■ WORK TO BE COMPLETED
Go through the records and copy each line where the word "Genovesi" occurs.

■ DATA TO USE
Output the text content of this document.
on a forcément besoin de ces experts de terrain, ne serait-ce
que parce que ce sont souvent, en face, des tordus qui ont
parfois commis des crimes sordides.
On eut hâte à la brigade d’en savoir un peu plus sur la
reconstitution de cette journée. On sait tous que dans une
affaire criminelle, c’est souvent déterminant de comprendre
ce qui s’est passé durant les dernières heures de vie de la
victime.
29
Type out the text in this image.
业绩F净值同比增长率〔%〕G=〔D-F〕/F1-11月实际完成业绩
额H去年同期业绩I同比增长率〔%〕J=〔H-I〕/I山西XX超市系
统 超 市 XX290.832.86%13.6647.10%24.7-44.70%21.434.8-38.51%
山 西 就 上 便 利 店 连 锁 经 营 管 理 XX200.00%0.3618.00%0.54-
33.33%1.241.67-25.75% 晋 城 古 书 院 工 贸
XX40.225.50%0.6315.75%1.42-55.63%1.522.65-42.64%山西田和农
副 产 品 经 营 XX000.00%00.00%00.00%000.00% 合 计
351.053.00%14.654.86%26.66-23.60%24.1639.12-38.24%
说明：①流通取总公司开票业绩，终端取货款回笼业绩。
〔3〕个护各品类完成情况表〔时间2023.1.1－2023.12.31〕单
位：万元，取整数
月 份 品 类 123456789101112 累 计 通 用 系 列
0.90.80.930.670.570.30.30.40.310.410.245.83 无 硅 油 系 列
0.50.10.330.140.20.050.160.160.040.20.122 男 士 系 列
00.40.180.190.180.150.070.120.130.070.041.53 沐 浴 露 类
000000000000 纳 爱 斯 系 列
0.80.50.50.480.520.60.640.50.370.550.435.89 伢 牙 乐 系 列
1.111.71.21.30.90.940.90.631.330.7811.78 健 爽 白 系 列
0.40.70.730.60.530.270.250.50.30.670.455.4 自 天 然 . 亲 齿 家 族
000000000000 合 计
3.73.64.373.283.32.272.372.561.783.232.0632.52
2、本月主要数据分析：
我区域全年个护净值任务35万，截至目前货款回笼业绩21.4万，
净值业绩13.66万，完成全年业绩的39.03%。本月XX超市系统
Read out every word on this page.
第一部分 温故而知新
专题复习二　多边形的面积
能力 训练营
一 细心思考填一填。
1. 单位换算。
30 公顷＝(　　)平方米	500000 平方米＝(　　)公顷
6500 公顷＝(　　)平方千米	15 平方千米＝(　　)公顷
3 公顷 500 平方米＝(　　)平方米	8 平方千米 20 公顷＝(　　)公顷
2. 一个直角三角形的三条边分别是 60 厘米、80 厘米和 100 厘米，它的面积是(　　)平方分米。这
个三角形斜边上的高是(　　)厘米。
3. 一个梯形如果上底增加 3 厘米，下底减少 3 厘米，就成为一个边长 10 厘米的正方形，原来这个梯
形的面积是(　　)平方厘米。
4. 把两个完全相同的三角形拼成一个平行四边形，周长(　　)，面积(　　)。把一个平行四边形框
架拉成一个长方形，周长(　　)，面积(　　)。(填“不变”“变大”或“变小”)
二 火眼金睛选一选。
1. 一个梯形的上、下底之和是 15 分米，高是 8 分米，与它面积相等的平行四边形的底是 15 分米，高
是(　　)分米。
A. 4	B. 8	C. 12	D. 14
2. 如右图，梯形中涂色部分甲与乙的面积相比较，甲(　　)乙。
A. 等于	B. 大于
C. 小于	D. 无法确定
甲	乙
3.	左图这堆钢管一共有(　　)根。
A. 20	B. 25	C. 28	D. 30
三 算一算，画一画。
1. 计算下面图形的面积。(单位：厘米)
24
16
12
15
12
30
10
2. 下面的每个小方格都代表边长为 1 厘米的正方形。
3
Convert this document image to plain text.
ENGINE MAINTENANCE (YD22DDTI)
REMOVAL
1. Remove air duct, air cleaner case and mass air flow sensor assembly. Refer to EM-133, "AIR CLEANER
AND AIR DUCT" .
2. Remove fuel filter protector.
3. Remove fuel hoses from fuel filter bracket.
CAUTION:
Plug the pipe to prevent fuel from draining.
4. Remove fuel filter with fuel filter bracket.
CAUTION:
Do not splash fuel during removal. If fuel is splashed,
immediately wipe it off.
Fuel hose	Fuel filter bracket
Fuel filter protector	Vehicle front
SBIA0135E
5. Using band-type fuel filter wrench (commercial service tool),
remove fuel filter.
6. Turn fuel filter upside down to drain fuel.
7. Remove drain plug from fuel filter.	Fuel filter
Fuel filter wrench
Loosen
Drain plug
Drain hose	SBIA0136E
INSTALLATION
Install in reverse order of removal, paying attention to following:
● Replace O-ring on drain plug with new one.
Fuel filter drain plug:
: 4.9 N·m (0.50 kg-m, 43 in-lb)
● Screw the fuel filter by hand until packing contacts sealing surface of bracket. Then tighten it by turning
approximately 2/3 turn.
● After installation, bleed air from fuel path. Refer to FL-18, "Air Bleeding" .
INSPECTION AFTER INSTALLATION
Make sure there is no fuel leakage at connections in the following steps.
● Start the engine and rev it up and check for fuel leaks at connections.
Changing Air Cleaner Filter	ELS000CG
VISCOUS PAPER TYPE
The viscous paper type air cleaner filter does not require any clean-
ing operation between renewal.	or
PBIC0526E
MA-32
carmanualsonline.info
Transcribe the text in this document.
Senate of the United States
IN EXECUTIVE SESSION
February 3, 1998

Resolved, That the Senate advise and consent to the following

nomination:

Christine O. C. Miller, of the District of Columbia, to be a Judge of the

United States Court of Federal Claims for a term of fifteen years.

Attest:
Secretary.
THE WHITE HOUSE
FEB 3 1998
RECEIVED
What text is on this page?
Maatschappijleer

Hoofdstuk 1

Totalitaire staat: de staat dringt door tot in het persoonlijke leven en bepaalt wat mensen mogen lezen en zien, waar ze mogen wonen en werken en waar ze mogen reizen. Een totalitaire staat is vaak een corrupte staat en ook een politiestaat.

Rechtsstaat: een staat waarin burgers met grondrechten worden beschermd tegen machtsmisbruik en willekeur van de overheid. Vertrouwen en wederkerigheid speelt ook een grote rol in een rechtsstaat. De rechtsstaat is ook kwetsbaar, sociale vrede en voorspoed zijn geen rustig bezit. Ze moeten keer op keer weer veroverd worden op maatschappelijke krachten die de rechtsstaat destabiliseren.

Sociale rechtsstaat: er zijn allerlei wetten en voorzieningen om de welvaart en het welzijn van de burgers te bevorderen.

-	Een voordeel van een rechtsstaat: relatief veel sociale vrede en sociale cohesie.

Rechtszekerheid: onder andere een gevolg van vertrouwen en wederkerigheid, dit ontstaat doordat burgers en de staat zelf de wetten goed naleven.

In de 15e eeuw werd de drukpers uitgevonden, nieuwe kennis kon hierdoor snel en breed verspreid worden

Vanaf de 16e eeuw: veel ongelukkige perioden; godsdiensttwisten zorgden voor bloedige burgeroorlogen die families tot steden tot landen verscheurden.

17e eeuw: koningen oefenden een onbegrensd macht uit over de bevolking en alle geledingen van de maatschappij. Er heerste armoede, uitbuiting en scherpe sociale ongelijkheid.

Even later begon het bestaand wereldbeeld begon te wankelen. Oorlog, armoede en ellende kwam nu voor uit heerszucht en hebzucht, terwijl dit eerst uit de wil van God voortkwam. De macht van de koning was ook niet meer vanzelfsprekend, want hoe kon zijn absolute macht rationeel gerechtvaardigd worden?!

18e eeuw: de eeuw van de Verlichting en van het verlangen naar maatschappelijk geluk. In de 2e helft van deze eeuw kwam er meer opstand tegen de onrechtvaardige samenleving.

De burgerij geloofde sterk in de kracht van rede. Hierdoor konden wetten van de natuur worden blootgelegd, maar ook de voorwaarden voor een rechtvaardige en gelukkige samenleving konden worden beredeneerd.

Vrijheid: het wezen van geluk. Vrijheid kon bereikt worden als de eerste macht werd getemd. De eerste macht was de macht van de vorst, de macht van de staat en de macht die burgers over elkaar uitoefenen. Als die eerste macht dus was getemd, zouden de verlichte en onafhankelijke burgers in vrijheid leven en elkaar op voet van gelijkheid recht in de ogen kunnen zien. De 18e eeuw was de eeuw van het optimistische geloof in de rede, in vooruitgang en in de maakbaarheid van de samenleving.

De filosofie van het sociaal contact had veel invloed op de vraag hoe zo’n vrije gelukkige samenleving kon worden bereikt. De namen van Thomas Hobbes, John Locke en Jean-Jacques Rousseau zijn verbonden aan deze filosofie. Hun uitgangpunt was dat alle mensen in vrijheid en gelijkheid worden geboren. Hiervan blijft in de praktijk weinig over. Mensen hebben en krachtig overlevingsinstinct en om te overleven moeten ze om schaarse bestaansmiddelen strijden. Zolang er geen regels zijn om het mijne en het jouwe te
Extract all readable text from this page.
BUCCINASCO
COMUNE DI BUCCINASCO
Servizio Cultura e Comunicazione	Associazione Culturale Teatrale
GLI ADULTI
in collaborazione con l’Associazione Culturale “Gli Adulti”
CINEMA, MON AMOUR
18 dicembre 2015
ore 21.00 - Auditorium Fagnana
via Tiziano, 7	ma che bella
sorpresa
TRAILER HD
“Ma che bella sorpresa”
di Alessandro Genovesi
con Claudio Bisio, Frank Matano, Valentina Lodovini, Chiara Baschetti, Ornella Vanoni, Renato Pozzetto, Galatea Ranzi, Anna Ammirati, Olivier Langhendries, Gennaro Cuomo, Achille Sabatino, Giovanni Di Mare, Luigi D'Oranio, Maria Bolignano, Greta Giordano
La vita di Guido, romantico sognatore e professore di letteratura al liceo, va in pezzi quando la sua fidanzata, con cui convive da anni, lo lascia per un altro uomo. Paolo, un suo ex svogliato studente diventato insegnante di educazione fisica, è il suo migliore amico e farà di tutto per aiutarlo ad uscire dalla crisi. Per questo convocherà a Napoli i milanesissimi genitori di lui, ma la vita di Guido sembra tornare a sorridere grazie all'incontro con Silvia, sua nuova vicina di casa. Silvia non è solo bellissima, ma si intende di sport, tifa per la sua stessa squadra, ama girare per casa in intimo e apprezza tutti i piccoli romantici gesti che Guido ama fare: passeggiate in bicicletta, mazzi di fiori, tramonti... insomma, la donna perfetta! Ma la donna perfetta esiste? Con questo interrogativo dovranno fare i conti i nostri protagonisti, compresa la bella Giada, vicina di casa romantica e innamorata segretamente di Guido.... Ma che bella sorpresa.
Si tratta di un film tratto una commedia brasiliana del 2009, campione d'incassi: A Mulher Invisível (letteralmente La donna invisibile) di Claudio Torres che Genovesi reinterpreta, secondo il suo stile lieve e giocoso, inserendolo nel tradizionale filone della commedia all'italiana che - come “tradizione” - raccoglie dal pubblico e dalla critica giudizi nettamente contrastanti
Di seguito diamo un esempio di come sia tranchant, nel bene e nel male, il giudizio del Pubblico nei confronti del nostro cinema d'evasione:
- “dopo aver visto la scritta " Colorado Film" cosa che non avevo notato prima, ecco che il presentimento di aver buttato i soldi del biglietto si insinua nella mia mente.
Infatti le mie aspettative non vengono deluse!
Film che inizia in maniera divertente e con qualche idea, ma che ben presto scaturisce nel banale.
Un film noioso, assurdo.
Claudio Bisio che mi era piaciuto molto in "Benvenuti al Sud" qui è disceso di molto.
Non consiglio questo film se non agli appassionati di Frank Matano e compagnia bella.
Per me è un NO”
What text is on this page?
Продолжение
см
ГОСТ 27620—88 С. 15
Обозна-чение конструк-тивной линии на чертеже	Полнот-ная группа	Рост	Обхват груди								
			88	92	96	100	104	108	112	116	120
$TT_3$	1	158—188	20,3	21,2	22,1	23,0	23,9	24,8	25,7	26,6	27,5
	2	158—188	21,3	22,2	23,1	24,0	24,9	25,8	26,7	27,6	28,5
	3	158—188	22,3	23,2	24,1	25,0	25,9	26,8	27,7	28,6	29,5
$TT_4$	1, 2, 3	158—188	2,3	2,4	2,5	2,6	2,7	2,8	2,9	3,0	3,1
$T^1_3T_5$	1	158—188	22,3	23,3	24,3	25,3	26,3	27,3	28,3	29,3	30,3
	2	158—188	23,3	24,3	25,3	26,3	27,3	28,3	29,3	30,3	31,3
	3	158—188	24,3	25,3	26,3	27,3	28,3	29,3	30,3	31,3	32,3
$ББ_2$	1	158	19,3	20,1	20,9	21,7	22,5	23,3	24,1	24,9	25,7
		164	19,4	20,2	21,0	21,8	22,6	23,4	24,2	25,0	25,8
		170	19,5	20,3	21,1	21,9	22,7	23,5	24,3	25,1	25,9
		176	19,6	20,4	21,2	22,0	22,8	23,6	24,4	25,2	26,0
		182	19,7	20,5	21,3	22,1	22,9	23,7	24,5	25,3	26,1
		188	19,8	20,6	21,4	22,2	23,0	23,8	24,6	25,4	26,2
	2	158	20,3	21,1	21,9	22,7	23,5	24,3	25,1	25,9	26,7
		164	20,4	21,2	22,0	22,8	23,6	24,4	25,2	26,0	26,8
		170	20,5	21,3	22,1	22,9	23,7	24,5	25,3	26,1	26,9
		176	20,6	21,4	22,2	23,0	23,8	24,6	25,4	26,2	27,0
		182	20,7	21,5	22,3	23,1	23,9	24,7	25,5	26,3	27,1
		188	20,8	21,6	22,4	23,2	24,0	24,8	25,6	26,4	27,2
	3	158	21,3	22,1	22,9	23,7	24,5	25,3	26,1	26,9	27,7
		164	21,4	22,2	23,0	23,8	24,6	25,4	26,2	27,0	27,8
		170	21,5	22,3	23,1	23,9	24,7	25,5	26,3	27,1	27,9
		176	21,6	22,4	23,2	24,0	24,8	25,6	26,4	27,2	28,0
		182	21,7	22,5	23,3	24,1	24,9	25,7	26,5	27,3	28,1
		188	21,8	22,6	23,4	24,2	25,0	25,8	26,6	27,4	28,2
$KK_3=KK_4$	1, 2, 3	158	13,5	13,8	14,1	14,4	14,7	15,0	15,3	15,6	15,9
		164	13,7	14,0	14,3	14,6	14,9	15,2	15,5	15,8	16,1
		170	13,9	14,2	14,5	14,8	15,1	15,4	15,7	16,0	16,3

■ FULL RESPONSE
di Alessandro Genovesi
Si tratta di un film tratto una commedia brasiliana del 2009, campione d'incassi: A Mulher Invisível (letteralmente La donna invisibile) di Claudio Torres che Genovesi reinterpreta, secondo il suo stile lieve e giocoso, inserendolo nel tradizionale filone della commedia all'italiana che - come “tradizione” - raccoglie dal pubblico e dalla critica giudizi nettamente contrastanti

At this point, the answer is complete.